Page text:
===

0
Articles > Sectioning For Color: Try These Shapes
January 19, 2018

Sectioning For Color: Try These Shapes

close formula

Did you know that using different shapes when sectioning for color—like circles, crescents, diamonds, hearts and teardrops—and different placement patterns of those shapes can enhance the way color moves around the head? And that’s not all—they also allow colorists to create maximum impact with minimal effort in the process!

 

We caught the why and how for this method from Redken Artists Justin Isaac and Sean Godard at the Redken National Artist Convention 2018—check it all out below.

 

 

Use Different Shapes For Different Results!

  • Triangles: One of the most popular sectioning shapes because they create tons of movement and versatile results.
  • Crescents: Narrow on both ends and wide in the middle, this shape creates color that gradually decreases toward either end, creating a soft transition of color.
  • Diamonds: Narrow on all ends and heavy in the middle, this shape will create bold color that transitions slowly on all sides.
  • Hearts: Try the heart shape at the nape or by the front hairline—when placed at the nape, it will create a cool pop of color when clients wear their hair up, and when placed at the hairline, it will create a strong face-framing color.
  • Teardrops: Narrow on one side and wide on the other, this shape works well for clients who want a natural diffusion of color.

===

Things to do:
1: Answer these from the sectioning article:
(a) At what event did Redken Artists Justin Isaac and Sean Godard share this method?
(b) Where does the article suggest placing the heart shape?
(c) Which shape suits clients who want a natural diffusion of color?
2: Carry on the article about sectioning shapes for color, starting after its last sentence.

===

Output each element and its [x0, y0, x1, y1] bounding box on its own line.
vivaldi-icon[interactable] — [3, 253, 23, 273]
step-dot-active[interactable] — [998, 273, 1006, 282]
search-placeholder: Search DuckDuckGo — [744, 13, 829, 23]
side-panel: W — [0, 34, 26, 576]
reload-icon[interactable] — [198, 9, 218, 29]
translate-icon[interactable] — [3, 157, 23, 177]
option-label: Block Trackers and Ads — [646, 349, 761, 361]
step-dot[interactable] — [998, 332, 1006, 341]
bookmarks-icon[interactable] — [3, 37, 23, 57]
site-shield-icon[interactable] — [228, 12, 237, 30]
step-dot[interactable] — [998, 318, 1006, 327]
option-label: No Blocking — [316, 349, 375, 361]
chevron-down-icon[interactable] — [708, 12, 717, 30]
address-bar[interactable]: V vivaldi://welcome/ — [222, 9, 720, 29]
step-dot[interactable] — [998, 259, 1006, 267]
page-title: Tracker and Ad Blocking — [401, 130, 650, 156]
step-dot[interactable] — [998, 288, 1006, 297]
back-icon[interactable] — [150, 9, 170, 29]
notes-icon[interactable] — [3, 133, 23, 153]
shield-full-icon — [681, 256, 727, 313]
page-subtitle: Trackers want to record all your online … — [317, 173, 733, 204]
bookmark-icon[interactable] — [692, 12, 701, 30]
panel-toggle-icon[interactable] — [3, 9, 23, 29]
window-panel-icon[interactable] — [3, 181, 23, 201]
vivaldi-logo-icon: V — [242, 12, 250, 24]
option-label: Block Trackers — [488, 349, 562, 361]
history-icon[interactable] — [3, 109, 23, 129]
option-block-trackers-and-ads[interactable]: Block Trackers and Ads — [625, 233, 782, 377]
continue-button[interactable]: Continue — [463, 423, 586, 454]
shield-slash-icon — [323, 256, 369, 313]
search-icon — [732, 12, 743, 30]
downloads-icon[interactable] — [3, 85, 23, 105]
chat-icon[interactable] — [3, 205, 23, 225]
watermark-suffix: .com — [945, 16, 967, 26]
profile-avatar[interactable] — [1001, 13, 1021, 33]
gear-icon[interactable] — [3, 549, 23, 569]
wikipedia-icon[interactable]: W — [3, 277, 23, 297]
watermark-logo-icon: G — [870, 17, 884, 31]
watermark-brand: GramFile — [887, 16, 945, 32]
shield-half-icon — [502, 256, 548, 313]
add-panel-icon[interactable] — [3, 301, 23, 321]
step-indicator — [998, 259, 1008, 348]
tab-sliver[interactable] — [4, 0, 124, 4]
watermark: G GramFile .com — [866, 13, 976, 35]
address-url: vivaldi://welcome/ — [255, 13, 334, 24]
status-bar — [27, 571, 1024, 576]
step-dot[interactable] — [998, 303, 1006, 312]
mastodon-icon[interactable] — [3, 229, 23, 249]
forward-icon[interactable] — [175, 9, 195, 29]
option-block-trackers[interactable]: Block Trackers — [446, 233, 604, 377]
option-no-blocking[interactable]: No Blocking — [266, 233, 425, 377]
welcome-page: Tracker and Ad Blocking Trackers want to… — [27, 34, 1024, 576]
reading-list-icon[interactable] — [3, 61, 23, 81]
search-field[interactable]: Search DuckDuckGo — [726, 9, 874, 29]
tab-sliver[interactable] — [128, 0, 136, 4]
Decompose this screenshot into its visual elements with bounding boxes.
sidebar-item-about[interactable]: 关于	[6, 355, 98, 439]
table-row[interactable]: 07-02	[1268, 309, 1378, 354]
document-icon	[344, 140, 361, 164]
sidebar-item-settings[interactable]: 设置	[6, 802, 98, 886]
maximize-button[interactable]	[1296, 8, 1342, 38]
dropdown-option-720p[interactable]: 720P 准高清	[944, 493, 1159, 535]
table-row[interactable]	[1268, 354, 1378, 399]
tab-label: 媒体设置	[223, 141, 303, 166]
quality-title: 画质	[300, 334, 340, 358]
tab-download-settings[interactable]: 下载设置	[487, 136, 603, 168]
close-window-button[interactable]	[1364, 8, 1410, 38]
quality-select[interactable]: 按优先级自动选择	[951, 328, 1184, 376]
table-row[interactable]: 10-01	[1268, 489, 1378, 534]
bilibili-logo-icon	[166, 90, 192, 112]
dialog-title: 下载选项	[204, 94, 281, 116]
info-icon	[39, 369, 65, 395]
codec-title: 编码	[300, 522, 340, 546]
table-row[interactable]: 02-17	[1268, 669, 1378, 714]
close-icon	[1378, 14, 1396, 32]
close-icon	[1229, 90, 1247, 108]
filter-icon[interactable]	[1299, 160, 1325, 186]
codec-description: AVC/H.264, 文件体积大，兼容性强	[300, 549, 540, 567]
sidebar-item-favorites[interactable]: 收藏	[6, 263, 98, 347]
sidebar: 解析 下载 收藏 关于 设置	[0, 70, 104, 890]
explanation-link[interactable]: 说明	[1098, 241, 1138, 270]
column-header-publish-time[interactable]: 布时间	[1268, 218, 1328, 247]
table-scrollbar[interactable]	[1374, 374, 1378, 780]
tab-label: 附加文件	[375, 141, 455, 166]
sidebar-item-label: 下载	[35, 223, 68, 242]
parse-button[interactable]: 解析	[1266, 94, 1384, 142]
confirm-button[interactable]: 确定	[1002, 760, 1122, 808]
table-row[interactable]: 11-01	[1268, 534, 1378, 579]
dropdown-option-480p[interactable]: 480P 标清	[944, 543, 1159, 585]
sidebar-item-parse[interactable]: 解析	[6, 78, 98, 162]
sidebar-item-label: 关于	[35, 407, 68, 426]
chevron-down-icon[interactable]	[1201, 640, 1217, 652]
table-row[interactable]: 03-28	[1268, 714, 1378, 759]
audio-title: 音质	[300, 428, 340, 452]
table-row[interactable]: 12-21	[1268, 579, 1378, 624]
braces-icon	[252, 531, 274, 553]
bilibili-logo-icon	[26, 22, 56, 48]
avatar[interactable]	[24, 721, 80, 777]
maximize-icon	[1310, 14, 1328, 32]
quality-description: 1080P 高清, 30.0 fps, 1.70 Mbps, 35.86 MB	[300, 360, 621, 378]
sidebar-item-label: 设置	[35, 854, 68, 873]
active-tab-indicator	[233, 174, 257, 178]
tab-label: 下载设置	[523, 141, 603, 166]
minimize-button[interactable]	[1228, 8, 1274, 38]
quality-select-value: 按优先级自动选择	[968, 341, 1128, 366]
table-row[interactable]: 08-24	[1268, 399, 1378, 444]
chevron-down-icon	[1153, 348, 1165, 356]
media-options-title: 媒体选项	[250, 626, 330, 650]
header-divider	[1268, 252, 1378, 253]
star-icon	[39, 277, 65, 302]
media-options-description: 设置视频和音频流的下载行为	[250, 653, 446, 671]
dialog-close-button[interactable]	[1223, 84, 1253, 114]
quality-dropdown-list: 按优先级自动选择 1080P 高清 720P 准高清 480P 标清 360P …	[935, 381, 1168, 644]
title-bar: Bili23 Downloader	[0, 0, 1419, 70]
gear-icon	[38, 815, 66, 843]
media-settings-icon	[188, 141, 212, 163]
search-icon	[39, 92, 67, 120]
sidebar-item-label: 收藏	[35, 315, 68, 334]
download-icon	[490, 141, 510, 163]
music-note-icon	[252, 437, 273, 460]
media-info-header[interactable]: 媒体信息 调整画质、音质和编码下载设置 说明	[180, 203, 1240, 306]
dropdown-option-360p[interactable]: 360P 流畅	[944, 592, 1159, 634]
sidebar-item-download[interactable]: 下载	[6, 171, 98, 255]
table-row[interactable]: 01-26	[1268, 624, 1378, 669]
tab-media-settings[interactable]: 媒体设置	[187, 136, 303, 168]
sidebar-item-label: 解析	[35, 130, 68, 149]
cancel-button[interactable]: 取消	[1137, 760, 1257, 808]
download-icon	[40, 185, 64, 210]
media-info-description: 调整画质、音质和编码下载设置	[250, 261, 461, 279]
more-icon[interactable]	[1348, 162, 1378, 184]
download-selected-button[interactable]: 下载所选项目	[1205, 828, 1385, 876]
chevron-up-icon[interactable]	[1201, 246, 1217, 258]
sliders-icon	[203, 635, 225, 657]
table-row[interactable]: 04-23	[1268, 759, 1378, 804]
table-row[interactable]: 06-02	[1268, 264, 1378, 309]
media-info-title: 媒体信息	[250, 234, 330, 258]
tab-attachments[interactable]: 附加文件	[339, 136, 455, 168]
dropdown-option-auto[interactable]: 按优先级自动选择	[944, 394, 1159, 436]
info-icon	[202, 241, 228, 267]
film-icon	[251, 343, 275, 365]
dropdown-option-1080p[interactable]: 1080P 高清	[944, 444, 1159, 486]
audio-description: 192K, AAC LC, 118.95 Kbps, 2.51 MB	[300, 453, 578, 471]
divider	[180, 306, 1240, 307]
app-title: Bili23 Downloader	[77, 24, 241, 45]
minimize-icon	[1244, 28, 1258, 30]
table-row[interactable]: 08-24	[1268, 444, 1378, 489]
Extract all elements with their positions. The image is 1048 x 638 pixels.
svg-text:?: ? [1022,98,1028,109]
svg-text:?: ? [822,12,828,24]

===

Responses for each task:
1:
(a) The Redken National Artist Convention 2018.
(b) At the nape or by the front hairline.
(c) Teardrops.

2:
 

 

Here’s An Example:

  • Place your crescent-shaped section at the front of the head, starting an inch away from the hairline.
  • Leaving that inch of space will create depth at the hairline—i.e., a shadow behind the crescent.
  • Watch this video to see what we mean!

 

 

 

 

Want More Color Impact? Work With Multiple Shapes!

  • In the video above, Sean and Justin were working with a crescent shape at the front hairline—but colorists are not confined to just that area or just that shape. 
  • Add another shape in the back of the head for additional detail—like a heart shape at the nape (see photo below!).
  • This automatically adds a dual identity to your guest. Meaning, when they wear their hair up, they’ll see their color one way, and when they wear it down, they’ll see it another way.
  • They’ll see less or more impact depending on how you twist/rotate those shapes and depending on how they wear their hair every day.